**Given task:** Extract every entry word for word. Skip the pictures.

start Supplied information

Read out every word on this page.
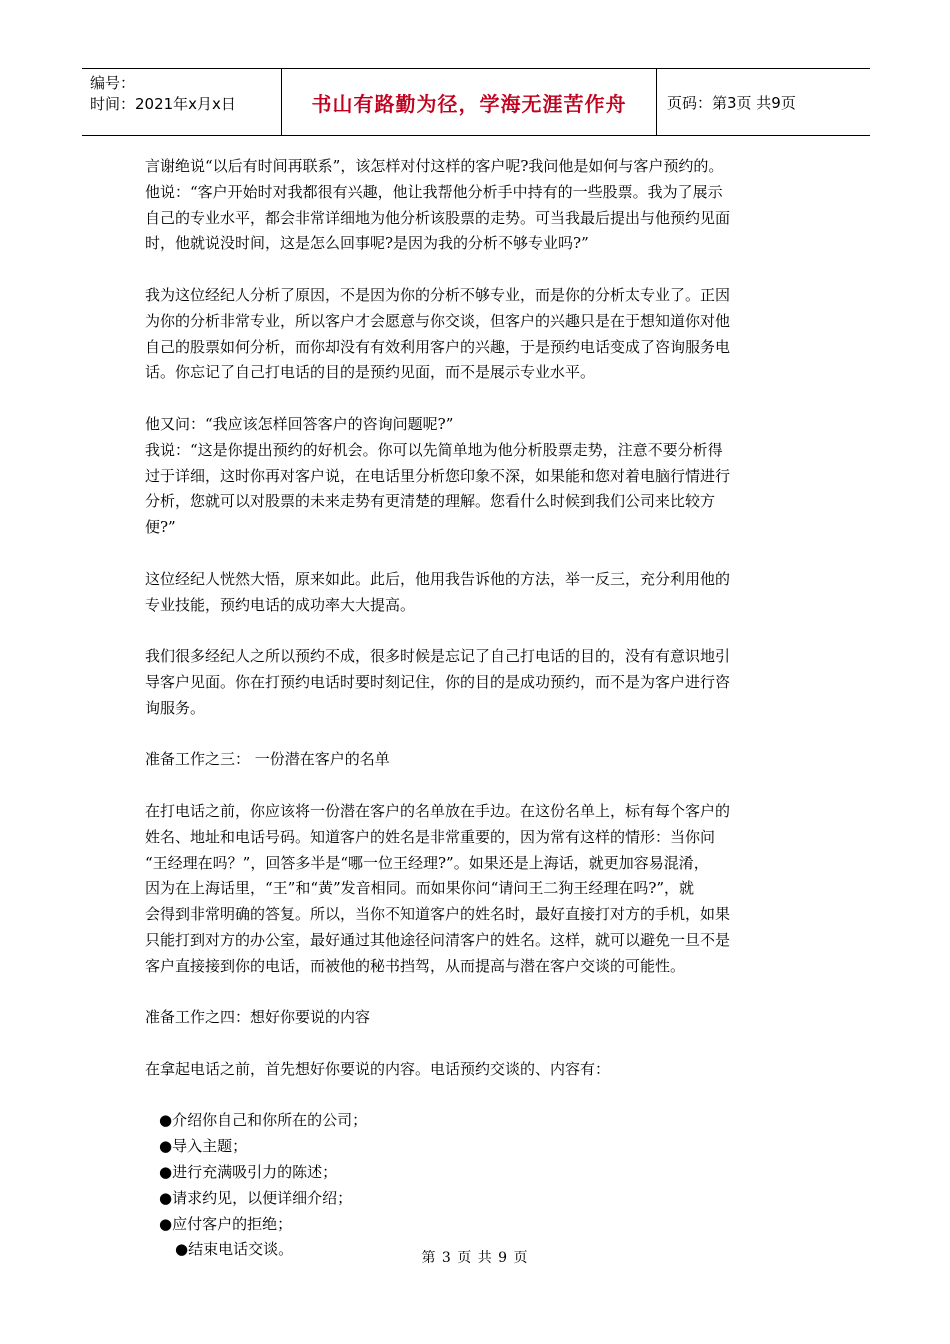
编号：
时间：2021年x月x日	书山有路勤为径，学海无涯苦作舟	页码：第3页 共9页

言谢绝说“以后有时间再联系”，该怎样对付这样的客户呢?我问他是如何与客户预约的。

他说：“客户开始时对我都很有兴趣，他让我帮他分析手中持有的一些股票。我为了展示
自己的专业水平，都会非常详细地为他分析该股票的走势。可当我最后提出与他预约见面
时，他就说没时间，这是怎么回事呢?是因为我的分析不够专业吗?”

我为这位经纪人分析了原因，不是因为你的分析不够专业，而是你的分析太专业了。正因
为你的分析非常专业，所以客户才会愿意与你交谈，但客户的兴趣只是在于想知道你对他
自己的股票如何分析，而你却没有有效利用客户的兴趣，于是预约电话变成了咨询服务电
话。你忘记了自己打电话的目的是预约见面，而不是展示专业水平。

他又问：“我应该怎样回答客户的咨询问题呢?”

我说：“这是你提出预约的好机会。你可以先简单地为他分析股票走势，注意不要分析得
过于详细，这时你再对客户说，在电话里分析您印象不深，如果能和您对着电脑行情进行
分析，您就可以对股票的未来走势有更清楚的理解。您看什么时候到我们公司来比较方
便?”

这位经纪人恍然大悟，原来如此。此后，他用我告诉他的方法，举一反三，充分利用他的
专业技能，预约电话的成功率大大提高。

我们很多经纪人之所以预约不成，很多时候是忘记了自己打电话的目的，没有有意识地引
导客户见面。你在打预约电话时要时刻记住，你的目的是成功预约，而不是为客户进行咨
询服务。

准备工作之三： 一份潜在客户的名单

在打电话之前，你应该将一份潜在客户的名单放在手边。在这份名单上，标有每个客户的
姓名、地址和电话号码。知道客户的姓名是非常重要的，因为常有这样的情形：当你问
“王经理在吗？”，回答多半是“哪一位王经理?”。如果还是上海话，就更加容易混淆，
因为在上海话里，“王”和“黄”发音相同。而如果你问“请问王二狗王经理在吗?”，就
会得到非常明确的答复。所以，当你不知道客户的姓名时，最好直接打对方的手机，如果
只能打到对方的办公室，最好通过其他途径问清客户的姓名。这样，就可以避免一旦不是
客户直接接到你的电话，而被他的秘书挡驾，从而提高与潜在客户交谈的可能性。

准备工作之四：想好你要说的内容

在拿起电话之前，首先想好你要说的内容。电话预约交谈的、内容有：

●介绍你自己和你所在的公司；
●导入主题；
●进行充满吸引力的陈述；
●请求约见，以便详细介绍；
●应付客户的拒绝；
●结束电话交谈。	第 3 页 共 9 页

end Supplied information

**Answer to this task:**
Read out every word on this page.
编号：
时间：2021年x月x日	书山有路勤为径，学海无涯苦作舟	页码：第3页 共9页

言谢绝说“以后有时间再联系”，该怎样对付这样的客户呢?我问他是如何与客户预约的。

他说：“客户开始时对我都很有兴趣，他让我帮他分析手中持有的一些股票。我为了展示
自己的专业水平，都会非常详细地为他分析该股票的走势。可当我最后提出与他预约见面
时，他就说没时间，这是怎么回事呢?是因为我的分析不够专业吗?”

我为这位经纪人分析了原因，不是因为你的分析不够专业，而是你的分析太专业了。正因
为你的分析非常专业，所以客户才会愿意与你交谈，但客户的兴趣只是在于想知道你对他
自己的股票如何分析，而你却没有有效利用客户的兴趣，于是预约电话变成了咨询服务电
话。你忘记了自己打电话的目的是预约见面，而不是展示专业水平。

他又问：“我应该怎样回答客户的咨询问题呢?”

我说：“这是你提出预约的好机会。你可以先简单地为他分析股票走势，注意不要分析得
过于详细，这时你再对客户说，在电话里分析您印象不深，如果能和您对着电脑行情进行
分析，您就可以对股票的未来走势有更清楚的理解。您看什么时候到我们公司来比较方
便?”

这位经纪人恍然大悟，原来如此。此后，他用我告诉他的方法，举一反三，充分利用他的
专业技能，预约电话的成功率大大提高。

我们很多经纪人之所以预约不成，很多时候是忘记了自己打电话的目的，没有有意识地引
导客户见面。你在打预约电话时要时刻记住，你的目的是成功预约，而不是为客户进行咨
询服务。

准备工作之三： 一份潜在客户的名单

在打电话之前，你应该将一份潜在客户的名单放在手边。在这份名单上，标有每个客户的
姓名、地址和电话号码。知道客户的姓名是非常重要的，因为常有这样的情形：当你问
“王经理在吗？”，回答多半是“哪一位王经理?”。如果还是上海话，就更加容易混淆，
因为在上海话里，“王”和“黄”发音相同。而如果你问“请问王二狗王经理在吗?”，就
会得到非常明确的答复。所以，当你不知道客户的姓名时，最好直接打对方的手机，如果
只能打到对方的办公室，最好通过其他途径问清客户的姓名。这样，就可以避免一旦不是
客户直接接到你的电话，而被他的秘书挡驾，从而提高与潜在客户交谈的可能性。

准备工作之四：想好你要说的内容

在拿起电话之前，首先想好你要说的内容。电话预约交谈的、内容有：

●介绍你自己和你所在的公司；
●导入主题；
●进行充满吸引力的陈述；
●请求约见，以便详细介绍；
●应付客户的拒绝；
●结束电话交谈。	第 3 页 共 9 页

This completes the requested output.